* WHAT YOU ARE ASKED TO DO
Find the lines with "text" in them and copy them out.

<<<<

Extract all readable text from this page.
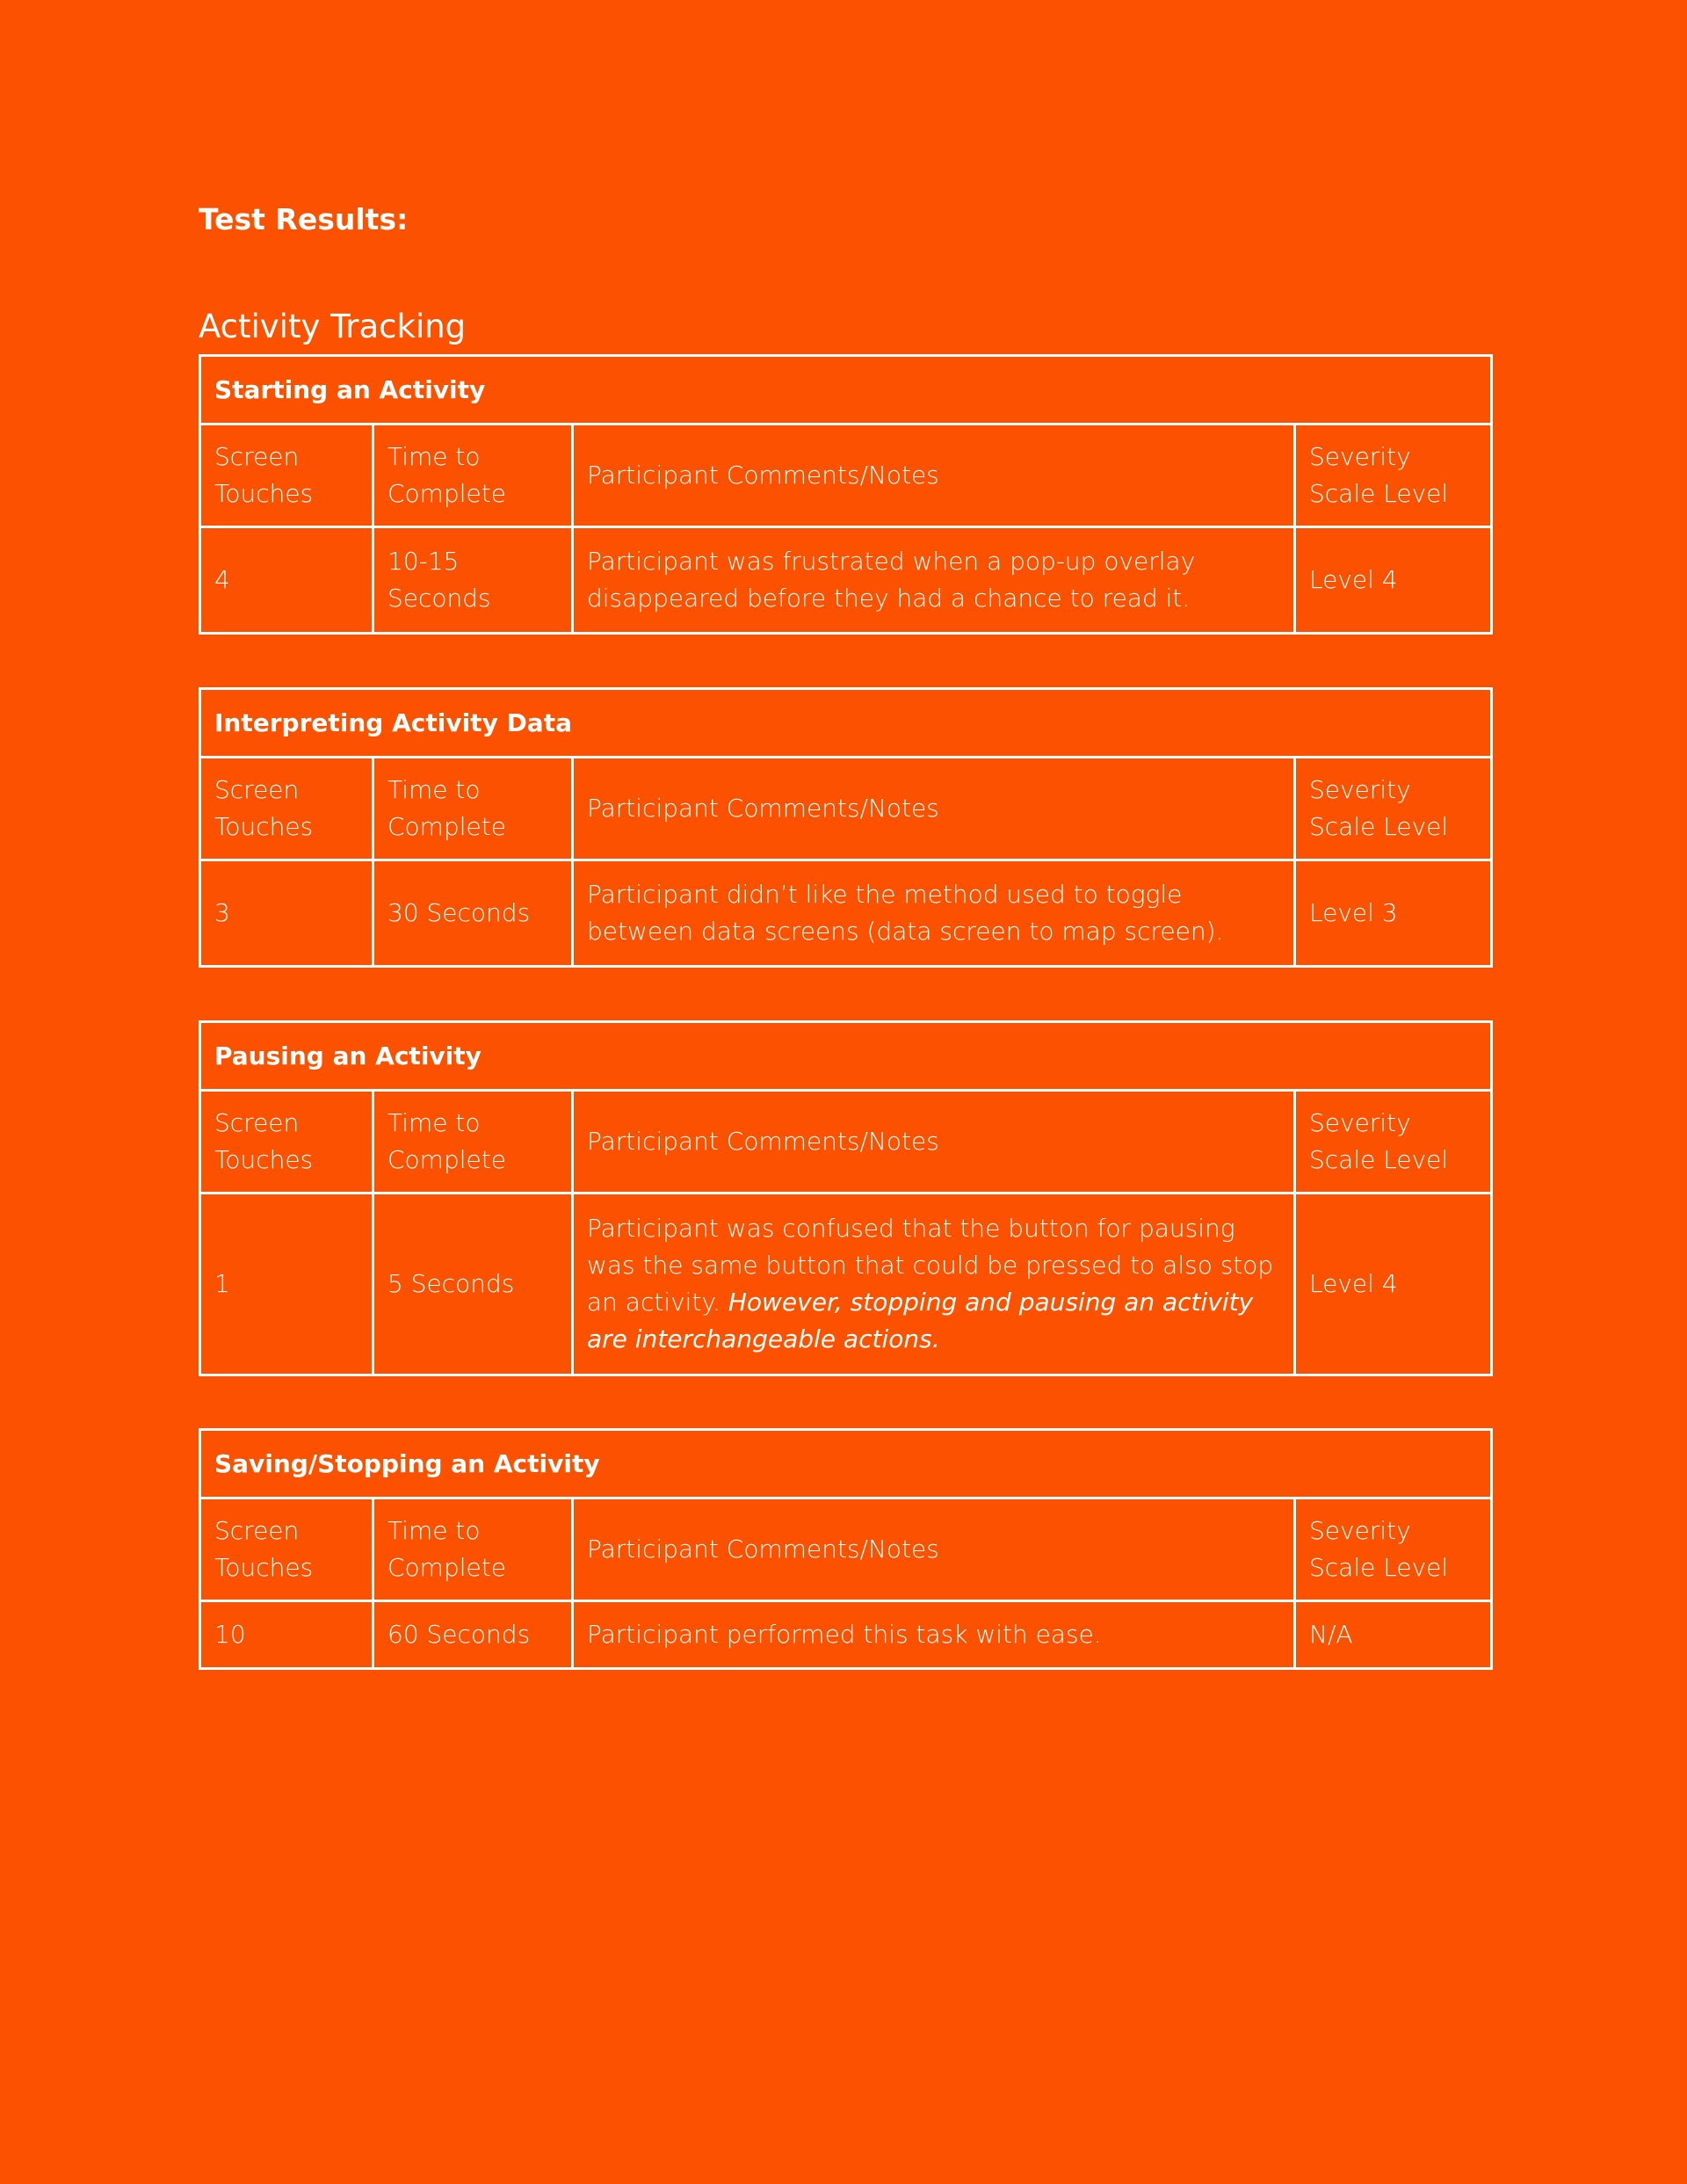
Test Results:
Activity Tracking
Starting an Activity			
Screen Touches	Time to Complete	Participant Comments/Notes	Severity Scale Level
4	10-15 Seconds	Participant was frustrated when a pop-up overlay disappeared before they had a chance to read it.	Level 4
Interpreting Activity Data			
Screen Touches	Time to Complete	Participant Comments/Notes	Severity Scale Level
3	30 Seconds	Participant didn’t like the method used to toggle between data screens (data screen to map screen).	Level 3
Pausing an Activity			
Screen Touches	Time to Complete	Participant Comments/Notes	Severity Scale Level
1	5 Seconds	Participant was confused that the button for pausing was the same button that could be pressed to also stop an activity. However, stopping and pausing an activity are interchangeable actions.	Level 4
Saving/Stopping an Activity			
Screen Touches	Time to Complete	Participant Comments/Notes	Severity Scale Level
10	60 Seconds	Participant performed this task with ease.	N/A
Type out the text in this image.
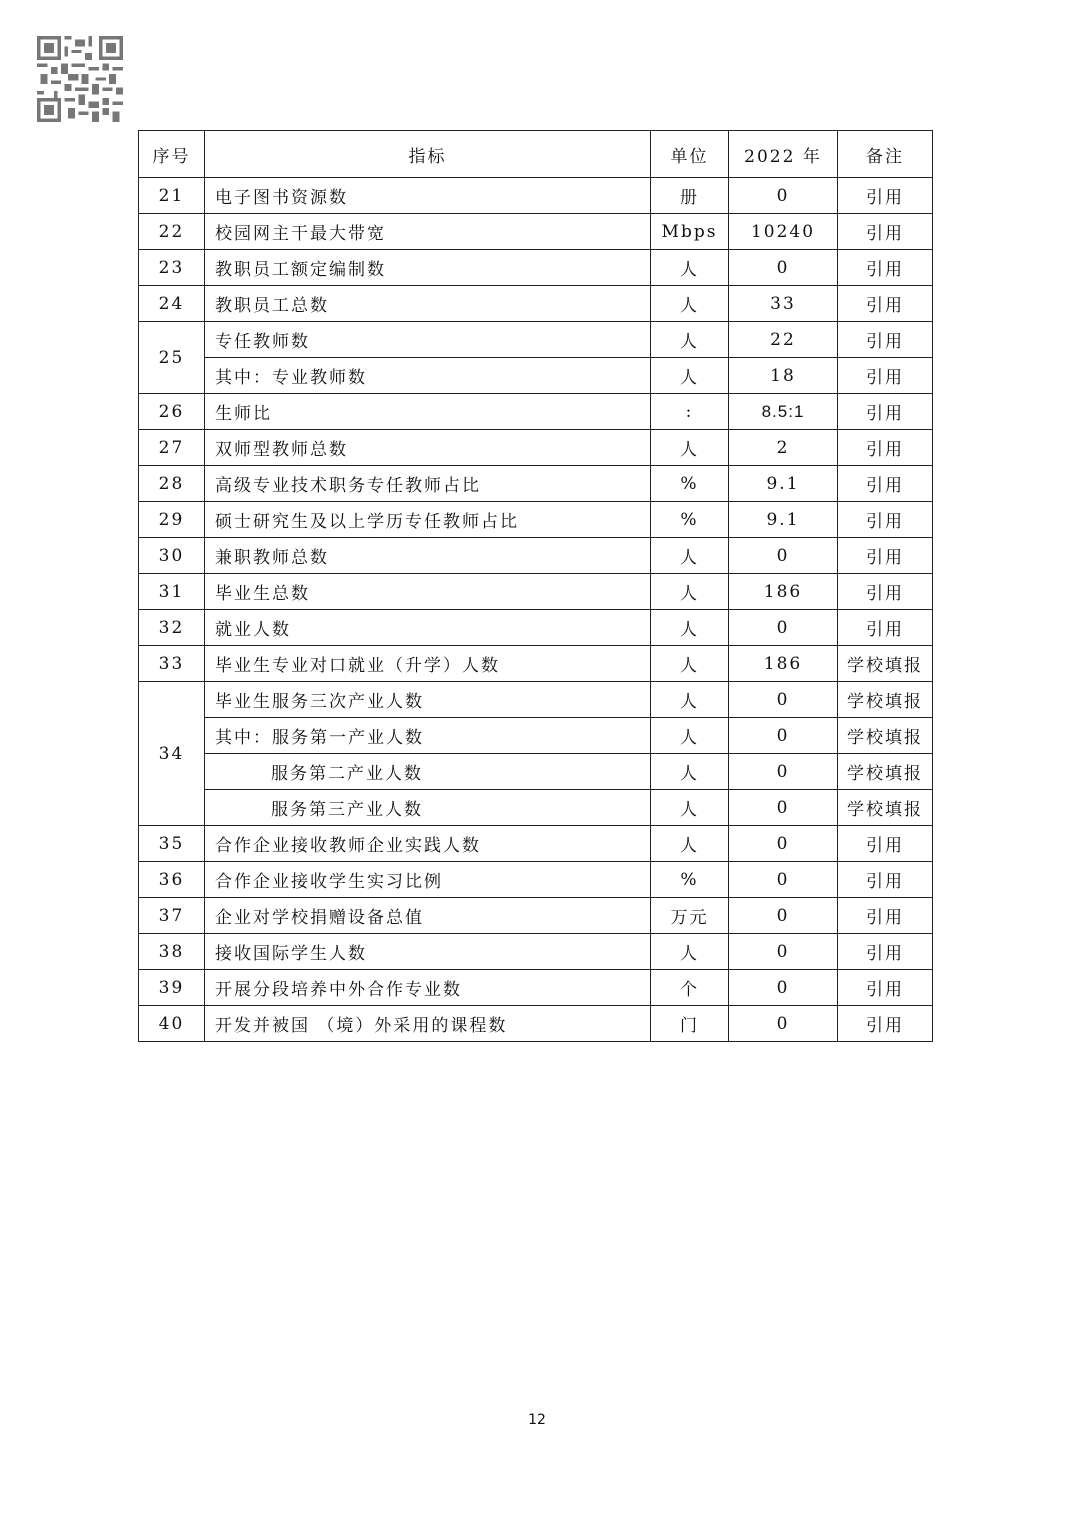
序号	指标	单位	2022 年	备注
21	电子图书资源数	册	0	引用
22	校园网主干最大带宽	Mbps	10240	引用
23	教职员工额定编制数	人	0	引用
24	教职员工总数	人	33	引用
25	专任教师数	人	22	引用
	其中：专业教师数	人	18	引用
26	生师比	:	8.5:1	引用
27	双师型教师总数	人	2	引用
28	高级专业技术职务专任教师占比	%	9.1	引用
29	硕士研究生及以上学历专任教师占比	%	9.1	引用
30	兼职教师总数	人	0	引用
31	毕业生总数	人	186	引用
32	就业人数	人	0	引用
33	毕业生专业对口就业（升学）人数	人	186	学校填报
34	毕业生服务三次产业人数	人	0	学校填报
	其中：服务第一产业人数	人	0	学校填报
	服务第二产业人数	人	0	学校填报
	服务第三产业人数	人	0	学校填报
35	合作企业接收教师企业实践人数	人	0	引用
36	合作企业接收学生实习比例	%	0	引用
37	企业对学校捐赠设备总值	万元	0	引用
38	接收国际学生人数	人	0	引用
39	开展分段培养中外合作专业数	个	0	引用
40	开发并被国 （境）外采用的课程数	门	0	引用
12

>>>>

* ANSWER TO THIS PROBLEM
Extract all readable text from this page.
Type out the text in this image.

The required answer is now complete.